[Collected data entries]
---------------
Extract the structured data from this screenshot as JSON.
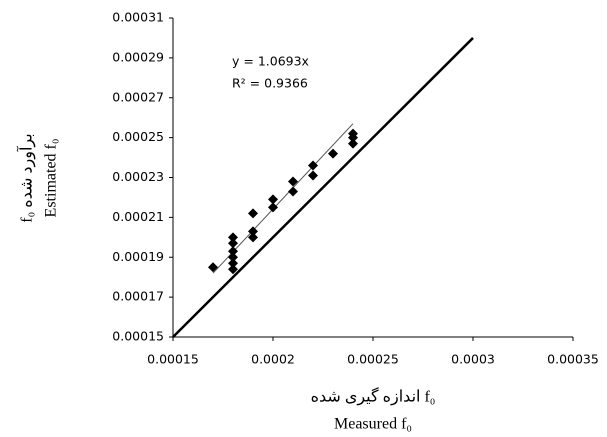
{
  "chart_data": {
    "type": "scatter",
    "x": [
      0.00017,
      0.00018,
      0.00018,
      0.00018,
      0.00018,
      0.00018,
      0.00018,
      0.00019,
      0.00019,
      0.00019,
      0.0002,
      0.0002,
      0.00021,
      0.00021,
      0.00022,
      0.00022,
      0.00023,
      0.00024,
      0.00024,
      0.00024
    ],
    "values": [
      0.000185,
      0.0002,
      0.000197,
      0.000193,
      0.00019,
      0.000187,
      0.000184,
      0.000212,
      0.000203,
      0.0002,
      0.000219,
      0.000215,
      0.000228,
      0.000223,
      0.000236,
      0.000231,
      0.000242,
      0.000252,
      0.00025,
      0.000247
    ],
    "color": "#000000",
    "xlim": [
      0.00015,
      0.00035
    ],
    "xticks": [
      0.00015,
      0.0002,
      0.00025,
      0.0003,
      0.00035
    ],
    "ylim": [
      0.00015,
      0.00031
    ],
    "yticks": [
      0.00015,
      0.00017,
      0.00019,
      0.00021,
      0.00023,
      0.00025,
      0.00027,
      0.00029,
      0.00031
    ],
    "grid": false,
    "trendline": {
      "x": [
        0.00017,
        0.00024
      ],
      "y": [
        0.000182,
        0.000257
      ]
    },
    "reference_line": {
      "x": [
        0.00015,
        0.0003
      ],
      "y": [
        0.00015,
        0.0003
      ]
    },
    "equation": "y = 1.0693x",
    "r_squared": "R² = 0.9366",
    "y_label": [
      "برآورد شده f₀",
      "Estimated f₀"
    ],
    "x_label": [
      "f₀ اندازه گیری شده",
      "Measured f₀"
    ]
  }
}
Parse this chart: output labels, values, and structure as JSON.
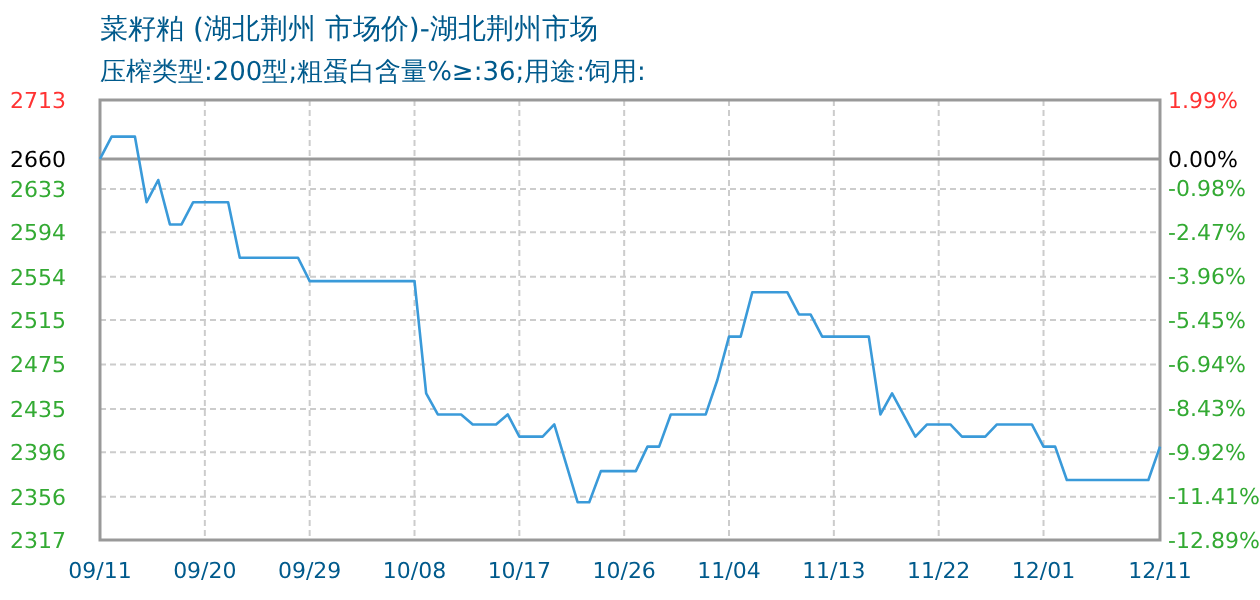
{
  "chart_data": {
    "type": "line",
    "title": "菜籽粕 (湖北荆州 市场价)-湖北荆州市场",
    "subtitle": "压榨类型:200型;粗蛋白含量%≥:36;用途:饲用:",
    "x": [
      "--09-11",
      "--09-12",
      "--09-14",
      "--09-15",
      "--09-16",
      "--09-17",
      "--09-18",
      "--09-19",
      "--09-22",
      "--09-23",
      "--09-28",
      "--09-29",
      "--10-08",
      "--10-09",
      "--10-10",
      "--10-12",
      "--10-13",
      "--10-15",
      "--10-16",
      "--10-17",
      "--10-19",
      "--10-20",
      "--10-22",
      "--10-23",
      "--10-24",
      "--10-27",
      "--10-28",
      "--10-29",
      "--10-30",
      "--11-02",
      "--11-03",
      "--11-04",
      "--11-05",
      "--11-06",
      "--11-09",
      "--11-10",
      "--11-11",
      "--11-12",
      "--11-16",
      "--11-17",
      "--11-18",
      "--11-20",
      "--11-21",
      "--11-23",
      "--11-24",
      "--11-26",
      "--11-27",
      "--11-30",
      "--12-01",
      "--12-02",
      "--12-03",
      "--12-10",
      "--12-11"
    ],
    "series": [
      {
        "color": "#3a9ad9",
        "values": [
          2660,
          2680,
          2680,
          2621,
          2641,
          2601,
          2601,
          2621,
          2621,
          2571,
          2571,
          2550,
          2550,
          2449,
          2430,
          2430,
          2421,
          2421,
          2430,
          2410,
          2410,
          2421,
          2351,
          2351,
          2379,
          2379,
          2401,
          2401,
          2430,
          2430,
          2461,
          2500,
          2500,
          2540,
          2540,
          2520,
          2520,
          2500,
          2500,
          2430,
          2449,
          2410,
          2421,
          2421,
          2410,
          2410,
          2421,
          2421,
          2401,
          2401,
          2371,
          2371,
          2401
        ]
      }
    ],
    "xlim": [
      "--09-11",
      "--12-11"
    ],
    "xticks": [
      {
        "value": "--09-11",
        "label": "09/11"
      },
      {
        "value": "--09-20",
        "label": "09/20"
      },
      {
        "value": "--09-29",
        "label": "09/29"
      },
      {
        "value": "--10-08",
        "label": "10/08"
      },
      {
        "value": "--10-17",
        "label": "10/17"
      },
      {
        "value": "--10-26",
        "label": "10/26"
      },
      {
        "value": "--11-04",
        "label": "11/04"
      },
      {
        "value": "--11-13",
        "label": "11/13"
      },
      {
        "value": "--11-22",
        "label": "11/22"
      },
      {
        "value": "--12-01",
        "label": "12/01"
      },
      {
        "value": "--12-11",
        "label": "12/11"
      }
    ],
    "ylim": [
      2317,
      2713
    ],
    "yticks": [
      2317,
      2356,
      2396,
      2435,
      2475,
      2515,
      2554,
      2594,
      2633,
      2660,
      2713
    ],
    "y2lim": [
      -12.89,
      1.99
    ],
    "y2ticks": [
      {
        "value": -12.89,
        "label": "-12.89%"
      },
      {
        "value": -11.41,
        "label": "-11.41%"
      },
      {
        "value": -9.92,
        "label": "-9.92%"
      },
      {
        "value": -8.43,
        "label": "-8.43%"
      },
      {
        "value": -6.94,
        "label": "-6.94%"
      },
      {
        "value": -5.45,
        "label": "-5.45%"
      },
      {
        "value": -3.96,
        "label": "-3.96%"
      },
      {
        "value": -2.47,
        "label": "-2.47%"
      },
      {
        "value": -0.98,
        "label": "-0.98%"
      },
      {
        "value": 0,
        "label": "0.00%"
      },
      {
        "value": 1.99,
        "label": "1.99%"
      }
    ],
    "ref_lines": [
      {
        "axis": "y",
        "value": 2660,
        "color": "#999999"
      }
    ],
    "grid": true
  }
}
---------------
- **What to work on**: Only the number is required: the count of lines containing the word "values".

- **Correct response**: 3